▸ **PROBLEM DETAILS**: Copy every record below, exactly as written.

·····

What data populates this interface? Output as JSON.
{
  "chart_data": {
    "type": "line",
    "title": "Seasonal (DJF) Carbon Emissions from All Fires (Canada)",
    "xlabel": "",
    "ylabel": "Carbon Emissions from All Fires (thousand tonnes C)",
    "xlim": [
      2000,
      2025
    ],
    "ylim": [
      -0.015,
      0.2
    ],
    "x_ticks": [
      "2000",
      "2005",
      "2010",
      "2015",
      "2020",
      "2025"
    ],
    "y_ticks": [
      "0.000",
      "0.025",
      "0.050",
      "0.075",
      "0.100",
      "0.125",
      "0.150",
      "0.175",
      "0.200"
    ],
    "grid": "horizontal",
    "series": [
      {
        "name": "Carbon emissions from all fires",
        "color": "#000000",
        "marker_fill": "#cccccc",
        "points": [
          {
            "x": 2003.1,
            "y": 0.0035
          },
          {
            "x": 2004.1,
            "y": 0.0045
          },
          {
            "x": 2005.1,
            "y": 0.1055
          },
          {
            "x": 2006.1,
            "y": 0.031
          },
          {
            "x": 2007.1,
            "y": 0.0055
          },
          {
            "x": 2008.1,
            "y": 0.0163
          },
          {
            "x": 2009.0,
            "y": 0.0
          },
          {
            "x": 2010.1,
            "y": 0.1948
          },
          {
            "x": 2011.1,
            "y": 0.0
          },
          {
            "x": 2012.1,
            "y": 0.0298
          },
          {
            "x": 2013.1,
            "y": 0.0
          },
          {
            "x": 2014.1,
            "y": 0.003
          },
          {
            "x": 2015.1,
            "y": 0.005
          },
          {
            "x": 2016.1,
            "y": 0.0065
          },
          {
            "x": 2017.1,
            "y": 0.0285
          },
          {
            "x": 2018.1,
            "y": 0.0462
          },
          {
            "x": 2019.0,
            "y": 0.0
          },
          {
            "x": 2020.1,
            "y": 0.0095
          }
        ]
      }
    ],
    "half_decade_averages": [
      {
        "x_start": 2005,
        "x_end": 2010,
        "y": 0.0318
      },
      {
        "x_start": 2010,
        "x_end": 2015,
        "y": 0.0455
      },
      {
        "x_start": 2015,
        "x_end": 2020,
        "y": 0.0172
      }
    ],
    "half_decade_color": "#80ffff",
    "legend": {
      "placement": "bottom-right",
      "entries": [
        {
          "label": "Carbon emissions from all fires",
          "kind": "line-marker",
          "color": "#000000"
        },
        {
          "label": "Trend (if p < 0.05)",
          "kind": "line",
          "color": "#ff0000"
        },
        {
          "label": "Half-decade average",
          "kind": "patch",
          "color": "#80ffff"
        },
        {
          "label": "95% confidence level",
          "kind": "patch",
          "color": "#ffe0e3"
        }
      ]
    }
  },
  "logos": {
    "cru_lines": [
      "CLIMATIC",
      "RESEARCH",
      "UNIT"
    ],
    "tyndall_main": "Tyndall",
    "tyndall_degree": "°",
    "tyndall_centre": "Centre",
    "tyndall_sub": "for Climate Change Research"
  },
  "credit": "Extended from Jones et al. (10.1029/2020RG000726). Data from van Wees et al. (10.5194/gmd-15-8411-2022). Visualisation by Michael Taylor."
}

·····

▸ **RESPONSE FOR THIS EXERCISE**:
What data populates this interface? Output as JSON.
{
  "chart_data": {
    "type": "line",
    "title": "Seasonal (DJF) Carbon Emissions from All Fires (Canada)",
    "xlabel": "",
    "ylabel": "Carbon Emissions from All Fires (thousand tonnes C)",
    "xlim": [
      2000,
      2025
    ],
    "ylim": [
      -0.015,
      0.2
    ],
    "x_ticks": [
      "2000",
      "2005",
      "2010",
      "2015",
      "2020",
      "2025"
    ],
    "y_ticks": [
      "0.000",
      "0.025",
      "0.050",
      "0.075",
      "0.100",
      "0.125",
      "0.150",
      "0.175",
      "0.200"
    ],
    "grid": "horizontal",
    "series": [
      {
        "name": "Carbon emissions from all fires",
        "color": "#000000",
        "marker_fill": "#cccccc",
        "points": [
          {
            "x": 2003.1,
            "y": 0.0035
          },
          {
            "x": 2004.1,
            "y": 0.0045
          },
          {
            "x": 2005.1,
            "y": 0.1055
          },
          {
            "x": 2006.1,
            "y": 0.031
          },
          {
            "x": 2007.1,
            "y": 0.0055
          },
          {
            "x": 2008.1,
            "y": 0.0163
          },
          {
            "x": 2009.0,
            "y": 0.0
          },
          {
            "x": 2010.1,
            "y": 0.1948
          },
          {
            "x": 2011.1,
            "y": 0.0
          },
          {
            "x": 2012.1,
            "y": 0.0298
          },
          {
            "x": 2013.1,
            "y": 0.0
          },
          {
            "x": 2014.1,
            "y": 0.003
          },
          {
            "x": 2015.1,
            "y": 0.005
          },
          {
            "x": 2016.1,
            "y": 0.0065
          },
          {
            "x": 2017.1,
            "y": 0.0285
          },
          {
            "x": 2018.1,
            "y": 0.0462
          },
          {
            "x": 2019.0,
            "y": 0.0
          },
          {
            "x": 2020.1,
            "y": 0.0095
          }
        ]
      }
    ],
    "half_decade_averages": [
      {
        "x_start": 2005,
        "x_end": 2010,
        "y": 0.0318
      },
      {
        "x_start": 2010,
        "x_end": 2015,
        "y": 0.0455
      },
      {
        "x_start": 2015,
        "x_end": 2020,
        "y": 0.0172
      }
    ],
    "half_decade_color": "#80ffff",
    "legend": {
      "placement": "bottom-right",
      "entries": [
        {
          "label": "Carbon emissions from all fires",
          "kind": "line-marker",
          "color": "#000000"
        },
        {
          "label": "Trend (if p < 0.05)",
          "kind": "line",
          "color": "#ff0000"
        },
        {
          "label": "Half-decade average",
          "kind": "patch",
          "color": "#80ffff"
        },
        {
          "label": "95% confidence level",
          "kind": "patch",
          "color": "#ffe0e3"
        }
      ]
    }
  },
  "logos": {
    "cru_lines": [
      "CLIMATIC",
      "RESEARCH",
      "UNIT"
    ],
    "tyndall_main": "Tyndall",
    "tyndall_degree": "°",
    "tyndall_centre": "Centre",
    "tyndall_sub": "for Climate Change Research"
  },
  "credit": "Extended from Jones et al. (10.1029/2020RG000726). Data from van Wees et al. (10.5194/gmd-15-8411-2022). Visualisation by Michael Taylor."
}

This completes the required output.